MarkDavidson commented 9 years ago

If we are talking about an ideal solution for a future version of STIX, I think I'd have this to offer as requirements (Note: If these look like we'd want to adopt them from a STIX perspective, I can edit the wiki):

STIX Data Marking Requirements:

Markings must be first class citizens (e.g, their own object with their own ID)
There can be 0-n relationships between STIX Objects (e.g., Indicator) and Data Markings (So maybe there is a first class relationship object as well)
Markings must be portable. This means STIX Data Markings can be meaningfully implemented across a representative subset of technologies (e.g., Object Oriented languages, XML, JSON, Relational databases)
Marking processing must be deterministic. There must be a clearly defined processing model, such that different implementations will always arrive at the same conclusions from the same data (with the exception of bugs and such). Said another way, Data Marking processing should be representable as a state diagram.

I'm going to step back from XML for a moment and offer this notional structure that meets some of the requirements I've set out:

Markings:
 - TLP:WHITE; ID=1
 - Copyright Mark Davidson; ID=2
Indicators:
 - Indicator 1; File Hash=0xFEEDBEEF
 - Indicator 2; IP=1.2.3.4
Relationships:
- From=Marking_1; To=Indicator_1; Relationship=Marks

My hope is that everyone can read this structure and envision an implementation in their respective technology stack.

### Saved entries
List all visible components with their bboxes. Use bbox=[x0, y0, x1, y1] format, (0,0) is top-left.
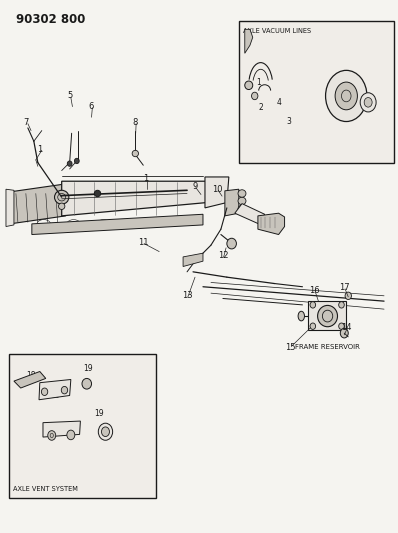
Ellipse shape bbox=[67, 430, 75, 440]
Text: 7: 7 bbox=[23, 118, 29, 127]
Text: AXLE VACUUM LINES: AXLE VACUUM LINES bbox=[243, 28, 311, 34]
Text: 11: 11 bbox=[138, 238, 148, 247]
Ellipse shape bbox=[227, 238, 236, 249]
Ellipse shape bbox=[310, 323, 316, 329]
Text: 13: 13 bbox=[182, 292, 192, 300]
Ellipse shape bbox=[318, 305, 338, 327]
Polygon shape bbox=[235, 204, 265, 224]
Text: 9: 9 bbox=[192, 182, 198, 191]
Text: 21: 21 bbox=[47, 423, 57, 432]
Text: 19: 19 bbox=[83, 365, 92, 373]
Ellipse shape bbox=[364, 98, 372, 107]
Ellipse shape bbox=[238, 205, 246, 213]
Ellipse shape bbox=[340, 328, 348, 338]
Bar bbox=[9, 354, 156, 498]
Ellipse shape bbox=[74, 158, 79, 164]
Polygon shape bbox=[43, 421, 80, 437]
Ellipse shape bbox=[245, 81, 253, 90]
Text: 14: 14 bbox=[341, 324, 351, 332]
Ellipse shape bbox=[252, 92, 258, 100]
Text: 1: 1 bbox=[37, 145, 43, 154]
Polygon shape bbox=[14, 372, 46, 388]
Text: 10: 10 bbox=[212, 185, 222, 193]
Text: 1: 1 bbox=[256, 78, 261, 87]
Ellipse shape bbox=[335, 82, 357, 110]
Text: 6: 6 bbox=[89, 102, 94, 111]
Text: 22: 22 bbox=[100, 425, 109, 433]
Ellipse shape bbox=[360, 93, 376, 112]
Ellipse shape bbox=[238, 190, 246, 197]
Text: 18: 18 bbox=[26, 372, 35, 380]
Ellipse shape bbox=[101, 427, 109, 437]
Text: 2: 2 bbox=[258, 103, 263, 112]
Polygon shape bbox=[225, 189, 239, 216]
Ellipse shape bbox=[94, 190, 101, 197]
Ellipse shape bbox=[55, 190, 69, 204]
Polygon shape bbox=[39, 379, 71, 400]
Ellipse shape bbox=[339, 302, 344, 308]
Text: 20: 20 bbox=[51, 391, 60, 400]
Ellipse shape bbox=[67, 161, 72, 166]
Ellipse shape bbox=[339, 323, 344, 329]
Ellipse shape bbox=[41, 388, 48, 395]
Ellipse shape bbox=[98, 423, 113, 440]
Ellipse shape bbox=[326, 70, 367, 122]
Text: AXLE VENT SYSTEM: AXLE VENT SYSTEM bbox=[13, 486, 78, 492]
Text: 5: 5 bbox=[67, 92, 72, 100]
Ellipse shape bbox=[61, 386, 68, 394]
Text: 8: 8 bbox=[133, 118, 138, 127]
Text: 1: 1 bbox=[142, 174, 148, 183]
Text: FRAME RESERVOIR: FRAME RESERVOIR bbox=[295, 344, 359, 350]
Ellipse shape bbox=[298, 311, 304, 321]
Text: 12: 12 bbox=[218, 252, 228, 260]
Polygon shape bbox=[245, 29, 253, 53]
Polygon shape bbox=[32, 214, 203, 235]
Ellipse shape bbox=[238, 197, 246, 205]
Ellipse shape bbox=[310, 302, 316, 308]
Text: 17: 17 bbox=[339, 284, 349, 292]
Polygon shape bbox=[10, 184, 66, 224]
Ellipse shape bbox=[48, 431, 56, 440]
Polygon shape bbox=[62, 181, 207, 216]
Ellipse shape bbox=[59, 203, 65, 209]
Text: 90302 800: 90302 800 bbox=[16, 13, 85, 26]
Text: 3: 3 bbox=[286, 117, 291, 126]
Ellipse shape bbox=[132, 150, 139, 157]
Polygon shape bbox=[258, 213, 285, 235]
Polygon shape bbox=[205, 177, 229, 208]
Polygon shape bbox=[183, 253, 203, 266]
Ellipse shape bbox=[82, 378, 92, 389]
Bar bbox=[239, 21, 394, 163]
Text: 4: 4 bbox=[276, 98, 281, 107]
Ellipse shape bbox=[345, 292, 351, 300]
Polygon shape bbox=[6, 189, 14, 227]
Text: 19: 19 bbox=[94, 409, 103, 417]
Text: 16: 16 bbox=[309, 286, 320, 295]
Text: 15: 15 bbox=[285, 343, 296, 352]
Polygon shape bbox=[308, 301, 346, 330]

### What to work on
1 – List the data marking requirements proposed in the STIX data marking comment.
2 – Print the STIX data marking comment from "MarkDavidson commented 9" to "their own ID)".
3 – Give what follows the last sentence of the STIX data marking comment.
None of this material relates to the STIX data marking comment.

### Exercise results
1 –
- Markings must be first class citizens, each its own object with its own ID.
- There can be 0-n relationships between STIX Objects (such as an Indicator) and Data Markings.
- Markings must be portable, so they can be meaningfully implemented across a representative subset of technologies (object-oriented languages, XML, JSON, relational databases).
- Marking processing must be deterministic, with a clearly defined processing model so that different implementations always reach the same conclusions from the same data.

2 –
MarkDavidson commented 9 years ago

If we are talking about an ideal solution for a future version of STIX, I think I'd have this to offer as requirements (Note: If these look like we'd want to adopt them from a STIX perspective, I can edit the wiki):

STIX Data Marking Requirements:

Markings must be first class citizens (e.g, their own object with their own ID)

3 –
-Mark

sbarnum commented 9 years ago

I would assert that at least the first three of those are implementation approaches, not requirements.

If we are talking about requirements for data markings we need to stay focused on actual use case requirements of what sorts of information needs to be represented to support the analysis and exchange of cyber threat information not on the potential implementation approaches for the structure. The latter must flow from the former not the other way around. The "obvious" implementation approaches can often miss important use case requirements. It is fine to start with the "obvious" approaches that solve many requirements but it is important to then test the approach with all of the requirements and evolve/iterate as issues are uncovered.

I hope to have a chance soon to capture as many of the markings use case requirements as I can (in the wiki) from the 2-3 years of community discussions on this topic.

jordan2175 commented 9 years ago

Yes, we need to outline the requirements... Some that I have thought about so far are, and I added these to the wiki.

1) Ease of consuming the markings and keeping track of what is bound to what. 2) Allow parsers to understand what marking is to be applied to an object, before the said object is read and processed. I like the idea of the first element being read is the marking element. 3) Apply multiple markings to a single element.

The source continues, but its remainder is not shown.